-- start --
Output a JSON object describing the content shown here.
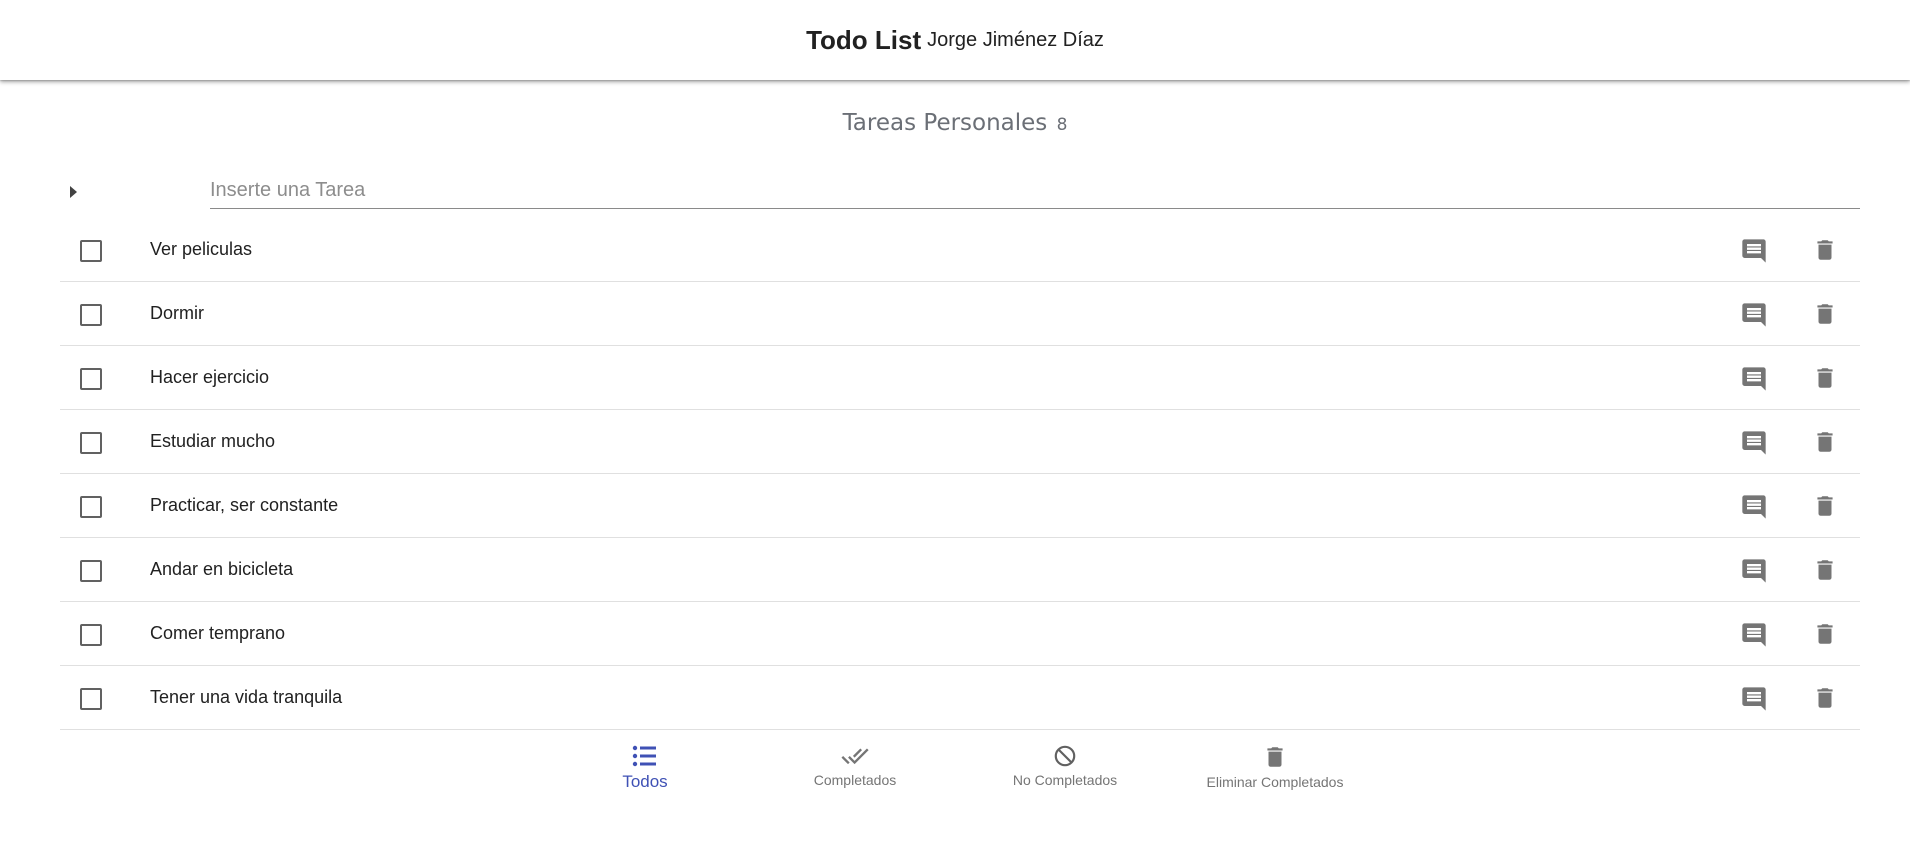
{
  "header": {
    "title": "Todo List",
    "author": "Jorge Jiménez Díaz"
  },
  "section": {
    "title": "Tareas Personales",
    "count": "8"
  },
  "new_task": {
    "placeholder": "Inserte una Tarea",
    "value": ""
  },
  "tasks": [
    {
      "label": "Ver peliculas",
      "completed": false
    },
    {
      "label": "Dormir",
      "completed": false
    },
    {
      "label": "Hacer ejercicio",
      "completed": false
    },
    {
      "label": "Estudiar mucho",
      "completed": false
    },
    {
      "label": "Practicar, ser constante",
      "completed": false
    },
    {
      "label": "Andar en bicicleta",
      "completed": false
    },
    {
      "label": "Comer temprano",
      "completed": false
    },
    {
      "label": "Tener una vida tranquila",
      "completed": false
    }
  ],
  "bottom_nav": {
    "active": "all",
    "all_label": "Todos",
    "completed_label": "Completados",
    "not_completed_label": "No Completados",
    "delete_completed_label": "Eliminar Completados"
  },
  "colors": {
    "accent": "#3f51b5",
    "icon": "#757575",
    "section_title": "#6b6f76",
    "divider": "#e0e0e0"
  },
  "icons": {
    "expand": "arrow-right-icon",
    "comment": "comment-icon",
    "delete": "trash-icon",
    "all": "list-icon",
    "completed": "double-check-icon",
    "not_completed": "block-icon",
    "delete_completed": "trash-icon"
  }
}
-- end --
-- start --
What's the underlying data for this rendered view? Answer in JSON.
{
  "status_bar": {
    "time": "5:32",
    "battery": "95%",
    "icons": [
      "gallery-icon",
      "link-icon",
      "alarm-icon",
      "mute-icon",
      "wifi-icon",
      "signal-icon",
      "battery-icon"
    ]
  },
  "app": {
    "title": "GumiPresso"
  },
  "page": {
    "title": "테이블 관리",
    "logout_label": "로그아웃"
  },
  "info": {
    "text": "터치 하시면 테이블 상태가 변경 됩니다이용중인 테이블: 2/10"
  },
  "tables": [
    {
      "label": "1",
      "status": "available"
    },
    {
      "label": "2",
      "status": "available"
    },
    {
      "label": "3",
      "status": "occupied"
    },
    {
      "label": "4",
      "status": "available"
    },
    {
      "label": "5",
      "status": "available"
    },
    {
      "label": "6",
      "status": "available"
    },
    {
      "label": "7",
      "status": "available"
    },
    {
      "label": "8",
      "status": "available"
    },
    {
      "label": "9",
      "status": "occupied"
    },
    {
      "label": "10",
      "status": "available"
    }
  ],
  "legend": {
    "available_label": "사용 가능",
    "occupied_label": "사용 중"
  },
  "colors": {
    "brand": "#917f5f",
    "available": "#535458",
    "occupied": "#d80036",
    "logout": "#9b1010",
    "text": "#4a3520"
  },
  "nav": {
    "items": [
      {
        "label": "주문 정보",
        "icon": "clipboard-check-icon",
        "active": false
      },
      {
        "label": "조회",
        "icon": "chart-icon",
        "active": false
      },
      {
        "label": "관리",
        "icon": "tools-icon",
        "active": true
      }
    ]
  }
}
-- end --
-- start --
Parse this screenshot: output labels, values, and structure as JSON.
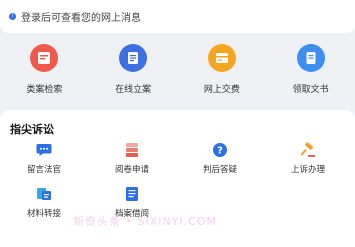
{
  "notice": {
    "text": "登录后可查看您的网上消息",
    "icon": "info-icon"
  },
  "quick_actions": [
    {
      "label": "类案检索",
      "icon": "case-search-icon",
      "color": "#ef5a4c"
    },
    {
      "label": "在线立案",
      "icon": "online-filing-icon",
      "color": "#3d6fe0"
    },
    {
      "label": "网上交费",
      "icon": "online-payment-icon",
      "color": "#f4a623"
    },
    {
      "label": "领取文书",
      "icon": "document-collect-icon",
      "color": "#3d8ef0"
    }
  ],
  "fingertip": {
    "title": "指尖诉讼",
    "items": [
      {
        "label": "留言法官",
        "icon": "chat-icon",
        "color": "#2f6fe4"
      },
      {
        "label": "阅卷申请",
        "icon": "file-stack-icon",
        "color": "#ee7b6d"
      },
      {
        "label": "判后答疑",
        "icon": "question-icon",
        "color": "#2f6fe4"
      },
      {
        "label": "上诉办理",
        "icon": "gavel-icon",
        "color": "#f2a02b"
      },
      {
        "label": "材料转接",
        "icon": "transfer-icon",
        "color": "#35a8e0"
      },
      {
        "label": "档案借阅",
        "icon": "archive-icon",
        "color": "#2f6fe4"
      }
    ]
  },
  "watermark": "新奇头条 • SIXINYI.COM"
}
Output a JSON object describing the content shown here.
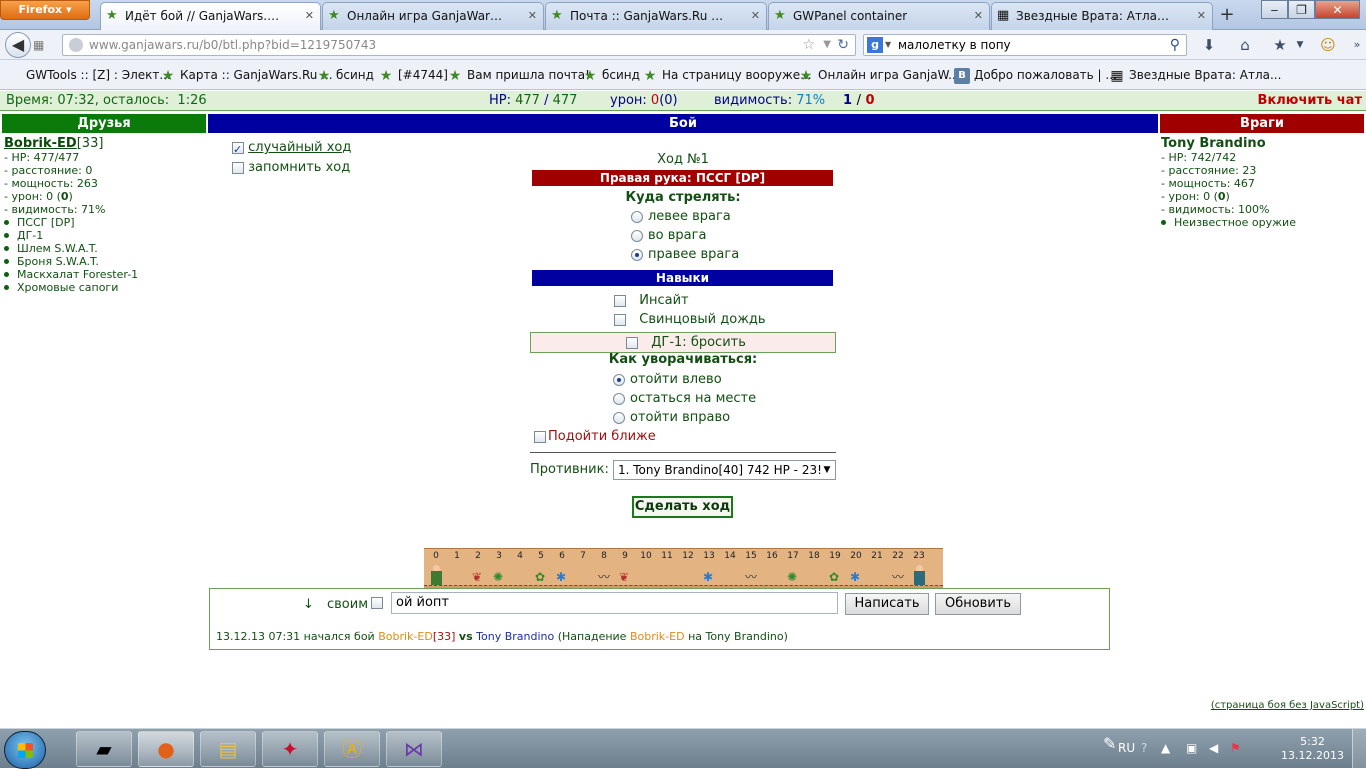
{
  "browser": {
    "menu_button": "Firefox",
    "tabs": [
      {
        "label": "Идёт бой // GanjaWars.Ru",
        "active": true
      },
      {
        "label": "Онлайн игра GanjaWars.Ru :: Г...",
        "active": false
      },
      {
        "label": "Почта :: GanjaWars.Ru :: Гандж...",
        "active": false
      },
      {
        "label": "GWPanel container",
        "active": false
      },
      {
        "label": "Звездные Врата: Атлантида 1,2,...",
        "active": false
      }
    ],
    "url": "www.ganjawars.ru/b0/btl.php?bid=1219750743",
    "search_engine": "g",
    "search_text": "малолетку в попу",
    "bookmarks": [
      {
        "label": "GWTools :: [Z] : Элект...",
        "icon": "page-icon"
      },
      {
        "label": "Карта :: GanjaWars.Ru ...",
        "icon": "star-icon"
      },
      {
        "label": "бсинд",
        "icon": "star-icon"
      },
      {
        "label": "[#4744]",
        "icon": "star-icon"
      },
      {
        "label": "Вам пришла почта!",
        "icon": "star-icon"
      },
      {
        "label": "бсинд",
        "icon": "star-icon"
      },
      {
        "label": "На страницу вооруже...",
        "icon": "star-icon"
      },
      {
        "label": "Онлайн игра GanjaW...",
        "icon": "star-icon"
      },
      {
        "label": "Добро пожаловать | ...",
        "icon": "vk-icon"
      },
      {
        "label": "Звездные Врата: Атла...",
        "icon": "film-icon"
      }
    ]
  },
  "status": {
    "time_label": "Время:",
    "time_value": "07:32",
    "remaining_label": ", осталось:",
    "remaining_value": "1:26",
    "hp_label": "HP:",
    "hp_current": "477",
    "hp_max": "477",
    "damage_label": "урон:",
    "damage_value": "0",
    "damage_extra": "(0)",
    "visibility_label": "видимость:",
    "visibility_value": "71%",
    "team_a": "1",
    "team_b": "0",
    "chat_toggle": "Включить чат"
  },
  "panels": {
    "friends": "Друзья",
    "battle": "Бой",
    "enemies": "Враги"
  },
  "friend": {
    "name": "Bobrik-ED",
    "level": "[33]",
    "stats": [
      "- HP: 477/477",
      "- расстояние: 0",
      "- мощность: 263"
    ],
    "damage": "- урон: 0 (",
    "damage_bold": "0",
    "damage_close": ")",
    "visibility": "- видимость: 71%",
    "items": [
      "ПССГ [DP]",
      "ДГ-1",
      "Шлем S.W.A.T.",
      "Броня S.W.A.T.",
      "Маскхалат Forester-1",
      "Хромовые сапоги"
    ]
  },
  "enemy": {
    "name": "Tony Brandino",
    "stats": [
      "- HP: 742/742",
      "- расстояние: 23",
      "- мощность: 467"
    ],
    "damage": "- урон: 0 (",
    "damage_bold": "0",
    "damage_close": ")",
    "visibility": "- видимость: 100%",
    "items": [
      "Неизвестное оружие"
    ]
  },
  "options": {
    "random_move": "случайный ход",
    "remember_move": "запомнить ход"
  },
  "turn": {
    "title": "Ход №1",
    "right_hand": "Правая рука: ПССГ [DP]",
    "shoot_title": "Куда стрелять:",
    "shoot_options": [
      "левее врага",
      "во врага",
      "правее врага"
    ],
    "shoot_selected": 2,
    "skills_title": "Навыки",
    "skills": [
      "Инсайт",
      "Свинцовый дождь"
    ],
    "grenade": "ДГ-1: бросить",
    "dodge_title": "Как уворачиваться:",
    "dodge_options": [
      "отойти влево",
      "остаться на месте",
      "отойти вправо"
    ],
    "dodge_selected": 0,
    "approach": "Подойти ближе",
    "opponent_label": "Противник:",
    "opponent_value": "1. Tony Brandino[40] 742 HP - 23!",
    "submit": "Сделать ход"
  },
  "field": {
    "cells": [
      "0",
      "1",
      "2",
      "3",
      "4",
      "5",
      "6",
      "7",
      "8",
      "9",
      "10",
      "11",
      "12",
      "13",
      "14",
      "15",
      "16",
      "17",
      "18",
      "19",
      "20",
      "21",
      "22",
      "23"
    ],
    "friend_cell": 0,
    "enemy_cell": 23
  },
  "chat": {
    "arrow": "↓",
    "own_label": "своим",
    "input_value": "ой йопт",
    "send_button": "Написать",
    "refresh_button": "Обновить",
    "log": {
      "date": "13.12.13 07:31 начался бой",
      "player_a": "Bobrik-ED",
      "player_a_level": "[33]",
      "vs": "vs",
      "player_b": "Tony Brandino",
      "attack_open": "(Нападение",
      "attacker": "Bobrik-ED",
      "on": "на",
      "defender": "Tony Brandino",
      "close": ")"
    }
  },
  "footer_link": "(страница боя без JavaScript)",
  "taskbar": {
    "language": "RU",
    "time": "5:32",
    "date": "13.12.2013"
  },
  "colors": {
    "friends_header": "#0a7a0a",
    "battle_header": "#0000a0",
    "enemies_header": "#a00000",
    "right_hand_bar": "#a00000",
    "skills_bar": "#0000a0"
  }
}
-- end --
- [PROBLEM TO SOLVE] Work out how many lines of the data above hold the word "JSON", and write only the count.

- [THE REPLY] 4